======== STORED RECORDS

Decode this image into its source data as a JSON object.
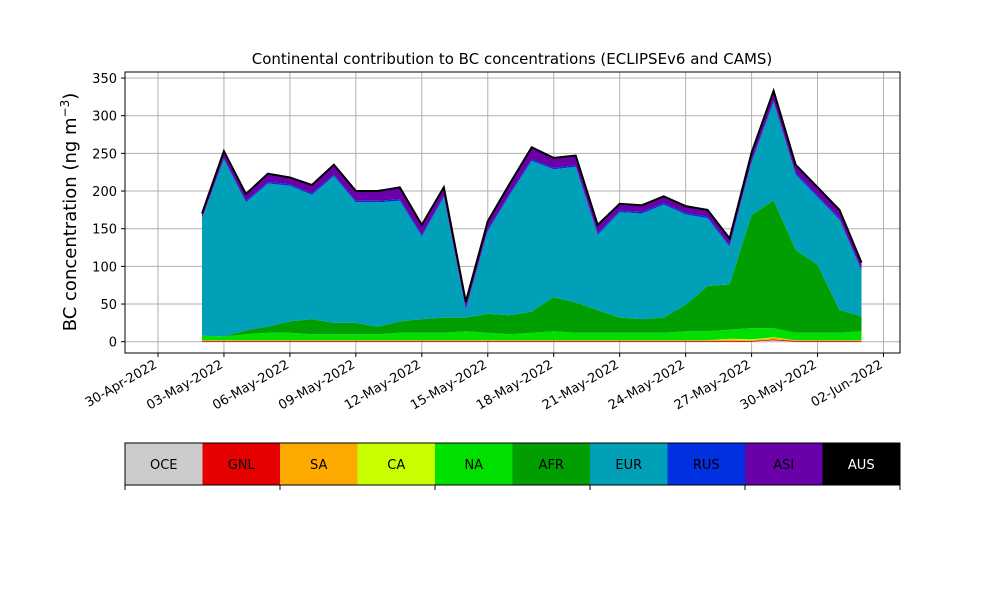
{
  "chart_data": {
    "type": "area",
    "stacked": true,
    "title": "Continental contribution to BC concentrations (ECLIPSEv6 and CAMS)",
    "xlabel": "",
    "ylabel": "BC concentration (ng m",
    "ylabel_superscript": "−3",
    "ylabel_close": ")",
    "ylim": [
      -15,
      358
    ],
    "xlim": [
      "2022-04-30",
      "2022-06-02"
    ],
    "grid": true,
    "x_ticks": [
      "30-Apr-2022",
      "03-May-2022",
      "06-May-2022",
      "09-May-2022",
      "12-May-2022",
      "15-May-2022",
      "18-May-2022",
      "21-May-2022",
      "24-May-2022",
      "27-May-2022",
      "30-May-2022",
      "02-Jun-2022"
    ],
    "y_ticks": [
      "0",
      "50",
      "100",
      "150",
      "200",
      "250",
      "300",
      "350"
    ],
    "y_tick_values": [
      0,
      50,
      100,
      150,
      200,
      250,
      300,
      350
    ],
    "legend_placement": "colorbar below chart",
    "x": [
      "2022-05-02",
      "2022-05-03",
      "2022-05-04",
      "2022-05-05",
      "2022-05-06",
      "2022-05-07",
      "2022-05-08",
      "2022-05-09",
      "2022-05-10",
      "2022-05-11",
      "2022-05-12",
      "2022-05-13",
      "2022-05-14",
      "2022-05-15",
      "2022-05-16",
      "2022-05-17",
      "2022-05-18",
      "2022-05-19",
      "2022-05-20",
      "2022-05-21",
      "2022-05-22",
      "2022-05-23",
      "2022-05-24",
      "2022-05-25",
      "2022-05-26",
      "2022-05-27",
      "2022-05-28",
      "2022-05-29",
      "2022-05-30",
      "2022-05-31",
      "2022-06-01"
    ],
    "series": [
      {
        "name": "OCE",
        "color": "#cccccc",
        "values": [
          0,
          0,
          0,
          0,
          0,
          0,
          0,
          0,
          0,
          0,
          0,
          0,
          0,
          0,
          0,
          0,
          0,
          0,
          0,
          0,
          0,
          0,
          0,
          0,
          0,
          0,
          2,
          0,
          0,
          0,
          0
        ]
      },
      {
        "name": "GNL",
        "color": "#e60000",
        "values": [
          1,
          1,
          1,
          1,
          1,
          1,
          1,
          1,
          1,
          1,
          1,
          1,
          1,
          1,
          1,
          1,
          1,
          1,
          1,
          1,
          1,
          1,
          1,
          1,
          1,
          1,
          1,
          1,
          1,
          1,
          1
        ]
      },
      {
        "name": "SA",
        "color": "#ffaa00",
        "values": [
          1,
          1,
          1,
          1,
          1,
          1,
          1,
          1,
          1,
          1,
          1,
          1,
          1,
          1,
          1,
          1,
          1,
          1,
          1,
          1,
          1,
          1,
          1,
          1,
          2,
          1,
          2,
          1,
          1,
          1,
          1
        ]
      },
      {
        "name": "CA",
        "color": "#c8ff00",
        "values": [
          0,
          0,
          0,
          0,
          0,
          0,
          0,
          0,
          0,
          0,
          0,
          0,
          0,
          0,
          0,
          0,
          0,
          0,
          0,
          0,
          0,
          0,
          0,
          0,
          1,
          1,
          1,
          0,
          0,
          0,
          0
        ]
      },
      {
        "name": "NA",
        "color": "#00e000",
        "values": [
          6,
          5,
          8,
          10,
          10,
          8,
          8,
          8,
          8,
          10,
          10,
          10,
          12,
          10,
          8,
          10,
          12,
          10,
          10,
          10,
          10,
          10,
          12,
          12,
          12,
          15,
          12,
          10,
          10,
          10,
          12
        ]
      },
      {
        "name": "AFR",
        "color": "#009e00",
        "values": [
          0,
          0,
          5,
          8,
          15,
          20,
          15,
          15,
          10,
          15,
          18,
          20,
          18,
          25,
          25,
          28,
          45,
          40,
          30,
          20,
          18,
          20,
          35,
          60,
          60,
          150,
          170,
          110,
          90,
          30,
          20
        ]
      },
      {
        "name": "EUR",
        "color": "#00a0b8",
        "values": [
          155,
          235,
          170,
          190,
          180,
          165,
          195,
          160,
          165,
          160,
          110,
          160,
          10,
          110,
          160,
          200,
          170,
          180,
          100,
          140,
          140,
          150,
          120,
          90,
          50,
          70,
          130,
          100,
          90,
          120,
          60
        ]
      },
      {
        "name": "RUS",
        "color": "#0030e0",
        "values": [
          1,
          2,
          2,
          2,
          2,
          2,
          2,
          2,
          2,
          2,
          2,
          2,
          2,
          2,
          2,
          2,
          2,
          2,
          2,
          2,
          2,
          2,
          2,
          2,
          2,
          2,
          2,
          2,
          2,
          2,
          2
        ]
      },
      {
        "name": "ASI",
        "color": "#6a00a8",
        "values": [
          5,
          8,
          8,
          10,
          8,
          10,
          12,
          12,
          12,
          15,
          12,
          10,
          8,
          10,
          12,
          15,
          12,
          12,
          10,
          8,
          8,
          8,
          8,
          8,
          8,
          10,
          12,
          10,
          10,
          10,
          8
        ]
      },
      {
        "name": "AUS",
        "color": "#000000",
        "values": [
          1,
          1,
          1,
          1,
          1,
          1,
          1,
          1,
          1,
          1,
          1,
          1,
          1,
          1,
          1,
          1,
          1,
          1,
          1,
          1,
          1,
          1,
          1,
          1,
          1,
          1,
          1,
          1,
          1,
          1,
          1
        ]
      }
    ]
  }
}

================

• _WORK INSTRUCTIONS_:
Reproduce every record above exactly, omitting the pictures.

• _RESPONSE TO THIS EXERCISE_:
Decode this image into its source data as a JSON object.
{
  "chart_data": {
    "type": "area",
    "stacked": true,
    "title": "Continental contribution to BC concentrations (ECLIPSEv6 and CAMS)",
    "xlabel": "",
    "ylabel": "BC concentration (ng m",
    "ylabel_superscript": "−3",
    "ylabel_close": ")",
    "ylim": [
      -15,
      358
    ],
    "xlim": [
      "2022-04-30",
      "2022-06-02"
    ],
    "grid": true,
    "x_ticks": [
      "30-Apr-2022",
      "03-May-2022",
      "06-May-2022",
      "09-May-2022",
      "12-May-2022",
      "15-May-2022",
      "18-May-2022",
      "21-May-2022",
      "24-May-2022",
      "27-May-2022",
      "30-May-2022",
      "02-Jun-2022"
    ],
    "y_ticks": [
      "0",
      "50",
      "100",
      "150",
      "200",
      "250",
      "300",
      "350"
    ],
    "y_tick_values": [
      0,
      50,
      100,
      150,
      200,
      250,
      300,
      350
    ],
    "legend_placement": "colorbar below chart",
    "x": [
      "2022-05-02",
      "2022-05-03",
      "2022-05-04",
      "2022-05-05",
      "2022-05-06",
      "2022-05-07",
      "2022-05-08",
      "2022-05-09",
      "2022-05-10",
      "2022-05-11",
      "2022-05-12",
      "2022-05-13",
      "2022-05-14",
      "2022-05-15",
      "2022-05-16",
      "2022-05-17",
      "2022-05-18",
      "2022-05-19",
      "2022-05-20",
      "2022-05-21",
      "2022-05-22",
      "2022-05-23",
      "2022-05-24",
      "2022-05-25",
      "2022-05-26",
      "2022-05-27",
      "2022-05-28",
      "2022-05-29",
      "2022-05-30",
      "2022-05-31",
      "2022-06-01"
    ],
    "series": [
      {
        "name": "OCE",
        "color": "#cccccc",
        "values": [
          0,
          0,
          0,
          0,
          0,
          0,
          0,
          0,
          0,
          0,
          0,
          0,
          0,
          0,
          0,
          0,
          0,
          0,
          0,
          0,
          0,
          0,
          0,
          0,
          0,
          0,
          2,
          0,
          0,
          0,
          0
        ]
      },
      {
        "name": "GNL",
        "color": "#e60000",
        "values": [
          1,
          1,
          1,
          1,
          1,
          1,
          1,
          1,
          1,
          1,
          1,
          1,
          1,
          1,
          1,
          1,
          1,
          1,
          1,
          1,
          1,
          1,
          1,
          1,
          1,
          1,
          1,
          1,
          1,
          1,
          1
        ]
      },
      {
        "name": "SA",
        "color": "#ffaa00",
        "values": [
          1,
          1,
          1,
          1,
          1,
          1,
          1,
          1,
          1,
          1,
          1,
          1,
          1,
          1,
          1,
          1,
          1,
          1,
          1,
          1,
          1,
          1,
          1,
          1,
          2,
          1,
          2,
          1,
          1,
          1,
          1
        ]
      },
      {
        "name": "CA",
        "color": "#c8ff00",
        "values": [
          0,
          0,
          0,
          0,
          0,
          0,
          0,
          0,
          0,
          0,
          0,
          0,
          0,
          0,
          0,
          0,
          0,
          0,
          0,
          0,
          0,
          0,
          0,
          0,
          1,
          1,
          1,
          0,
          0,
          0,
          0
        ]
      },
      {
        "name": "NA",
        "color": "#00e000",
        "values": [
          6,
          5,
          8,
          10,
          10,
          8,
          8,
          8,
          8,
          10,
          10,
          10,
          12,
          10,
          8,
          10,
          12,
          10,
          10,
          10,
          10,
          10,
          12,
          12,
          12,
          15,
          12,
          10,
          10,
          10,
          12
        ]
      },
      {
        "name": "AFR",
        "color": "#009e00",
        "values": [
          0,
          0,
          5,
          8,
          15,
          20,
          15,
          15,
          10,
          15,
          18,
          20,
          18,
          25,
          25,
          28,
          45,
          40,
          30,
          20,
          18,
          20,
          35,
          60,
          60,
          150,
          170,
          110,
          90,
          30,
          20
        ]
      },
      {
        "name": "EUR",
        "color": "#00a0b8",
        "values": [
          155,
          235,
          170,
          190,
          180,
          165,
          195,
          160,
          165,
          160,
          110,
          160,
          10,
          110,
          160,
          200,
          170,
          180,
          100,
          140,
          140,
          150,
          120,
          90,
          50,
          70,
          130,
          100,
          90,
          120,
          60
        ]
      },
      {
        "name": "RUS",
        "color": "#0030e0",
        "values": [
          1,
          2,
          2,
          2,
          2,
          2,
          2,
          2,
          2,
          2,
          2,
          2,
          2,
          2,
          2,
          2,
          2,
          2,
          2,
          2,
          2,
          2,
          2,
          2,
          2,
          2,
          2,
          2,
          2,
          2,
          2
        ]
      },
      {
        "name": "ASI",
        "color": "#6a00a8",
        "values": [
          5,
          8,
          8,
          10,
          8,
          10,
          12,
          12,
          12,
          15,
          12,
          10,
          8,
          10,
          12,
          15,
          12,
          12,
          10,
          8,
          8,
          8,
          8,
          8,
          8,
          10,
          12,
          10,
          10,
          10,
          8
        ]
      },
      {
        "name": "AUS",
        "color": "#000000",
        "values": [
          1,
          1,
          1,
          1,
          1,
          1,
          1,
          1,
          1,
          1,
          1,
          1,
          1,
          1,
          1,
          1,
          1,
          1,
          1,
          1,
          1,
          1,
          1,
          1,
          1,
          1,
          1,
          1,
          1,
          1,
          1
        ]
      }
    ]
  }
}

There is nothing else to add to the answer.